======== GIVEN DATA
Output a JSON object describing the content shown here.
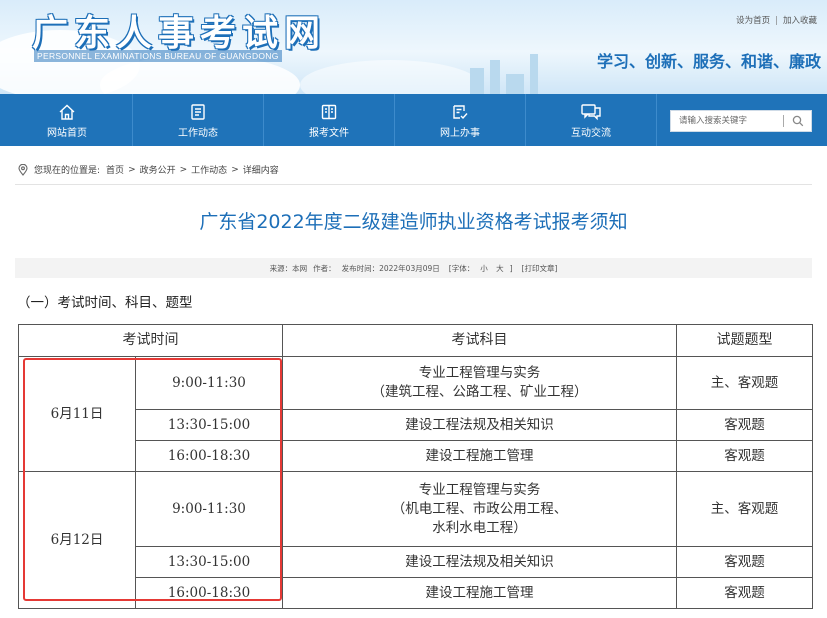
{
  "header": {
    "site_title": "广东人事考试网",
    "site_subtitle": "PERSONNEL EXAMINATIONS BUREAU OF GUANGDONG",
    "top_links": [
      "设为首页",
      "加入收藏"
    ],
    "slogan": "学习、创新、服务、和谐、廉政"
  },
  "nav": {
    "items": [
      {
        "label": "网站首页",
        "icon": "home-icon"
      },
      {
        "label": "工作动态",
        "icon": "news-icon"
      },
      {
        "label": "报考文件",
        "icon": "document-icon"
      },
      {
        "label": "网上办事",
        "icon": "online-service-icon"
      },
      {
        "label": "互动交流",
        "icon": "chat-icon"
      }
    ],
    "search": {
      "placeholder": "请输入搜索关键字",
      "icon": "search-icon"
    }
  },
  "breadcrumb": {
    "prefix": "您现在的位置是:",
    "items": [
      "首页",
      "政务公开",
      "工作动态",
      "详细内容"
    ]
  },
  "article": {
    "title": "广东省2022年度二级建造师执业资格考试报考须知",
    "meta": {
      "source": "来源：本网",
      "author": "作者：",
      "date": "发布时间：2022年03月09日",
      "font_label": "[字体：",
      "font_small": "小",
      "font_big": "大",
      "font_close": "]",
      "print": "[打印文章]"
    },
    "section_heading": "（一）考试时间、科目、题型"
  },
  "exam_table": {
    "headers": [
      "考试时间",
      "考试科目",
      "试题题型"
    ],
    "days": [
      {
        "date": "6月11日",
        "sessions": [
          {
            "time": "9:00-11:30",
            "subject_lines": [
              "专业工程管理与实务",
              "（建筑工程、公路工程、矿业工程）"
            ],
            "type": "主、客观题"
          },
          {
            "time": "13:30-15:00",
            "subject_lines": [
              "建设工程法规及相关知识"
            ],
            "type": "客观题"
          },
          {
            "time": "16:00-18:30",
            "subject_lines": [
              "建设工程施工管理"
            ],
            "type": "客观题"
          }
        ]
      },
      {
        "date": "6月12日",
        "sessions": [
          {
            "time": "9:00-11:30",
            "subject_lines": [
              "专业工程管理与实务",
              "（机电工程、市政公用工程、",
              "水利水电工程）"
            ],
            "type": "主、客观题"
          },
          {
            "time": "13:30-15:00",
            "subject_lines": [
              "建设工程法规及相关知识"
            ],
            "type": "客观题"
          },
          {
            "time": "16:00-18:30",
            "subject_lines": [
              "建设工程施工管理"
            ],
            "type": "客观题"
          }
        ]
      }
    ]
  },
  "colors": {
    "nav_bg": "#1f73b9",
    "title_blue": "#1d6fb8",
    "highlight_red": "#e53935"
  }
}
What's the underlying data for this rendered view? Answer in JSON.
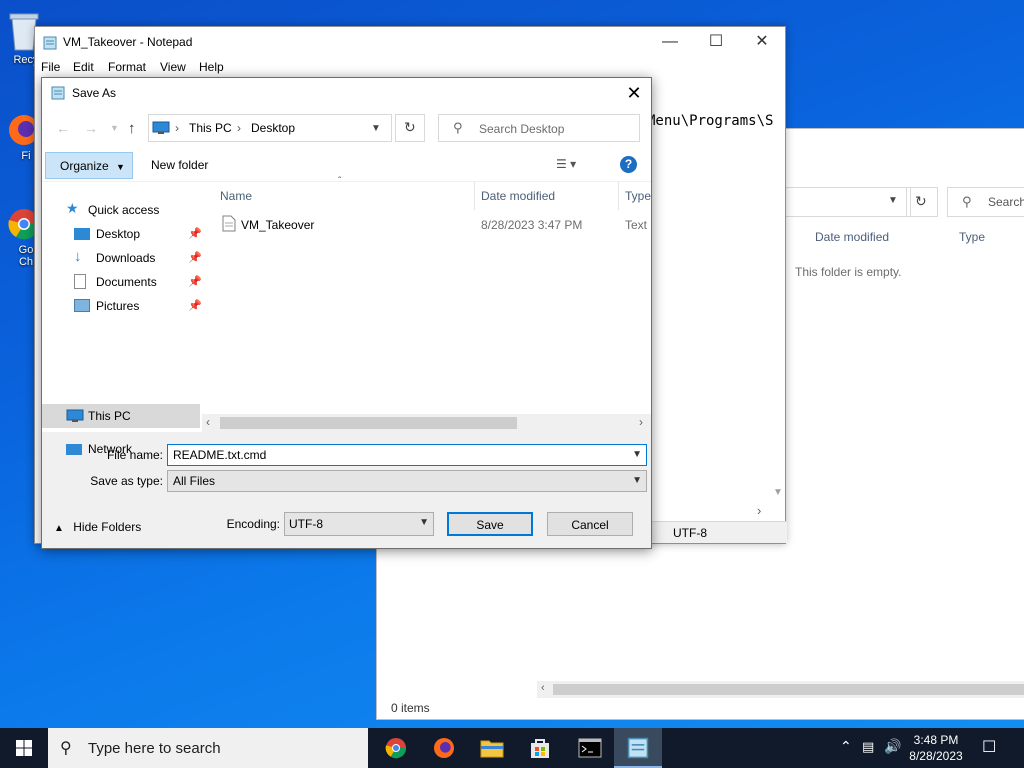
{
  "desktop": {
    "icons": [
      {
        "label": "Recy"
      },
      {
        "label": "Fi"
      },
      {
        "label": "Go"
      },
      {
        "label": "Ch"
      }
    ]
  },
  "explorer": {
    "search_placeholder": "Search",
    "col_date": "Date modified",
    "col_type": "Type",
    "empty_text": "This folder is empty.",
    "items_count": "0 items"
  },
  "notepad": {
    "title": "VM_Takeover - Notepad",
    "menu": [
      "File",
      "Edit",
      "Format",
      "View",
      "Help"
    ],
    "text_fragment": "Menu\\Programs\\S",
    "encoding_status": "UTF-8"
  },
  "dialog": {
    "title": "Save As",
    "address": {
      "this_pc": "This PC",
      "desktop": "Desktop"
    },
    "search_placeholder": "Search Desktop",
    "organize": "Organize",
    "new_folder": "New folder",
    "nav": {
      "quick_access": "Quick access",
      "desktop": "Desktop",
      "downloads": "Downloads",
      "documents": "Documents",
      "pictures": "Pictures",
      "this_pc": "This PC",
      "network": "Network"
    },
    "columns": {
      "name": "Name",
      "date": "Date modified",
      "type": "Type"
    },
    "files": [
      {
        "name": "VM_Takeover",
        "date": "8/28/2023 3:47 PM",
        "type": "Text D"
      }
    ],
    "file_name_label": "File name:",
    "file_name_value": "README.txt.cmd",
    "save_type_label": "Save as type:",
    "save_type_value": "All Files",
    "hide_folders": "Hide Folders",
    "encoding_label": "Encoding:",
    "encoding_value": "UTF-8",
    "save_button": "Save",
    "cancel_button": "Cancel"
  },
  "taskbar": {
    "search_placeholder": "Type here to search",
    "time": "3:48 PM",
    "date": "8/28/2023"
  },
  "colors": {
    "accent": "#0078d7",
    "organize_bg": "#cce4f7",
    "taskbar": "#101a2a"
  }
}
================
[WHAT YOU WILL DO] Extract all lines of the records above that include "here".

[RESULT FOR THIS EXERCISE]
Output a JSON object describing the content shown here.
    "search_placeholder": "Type here to search",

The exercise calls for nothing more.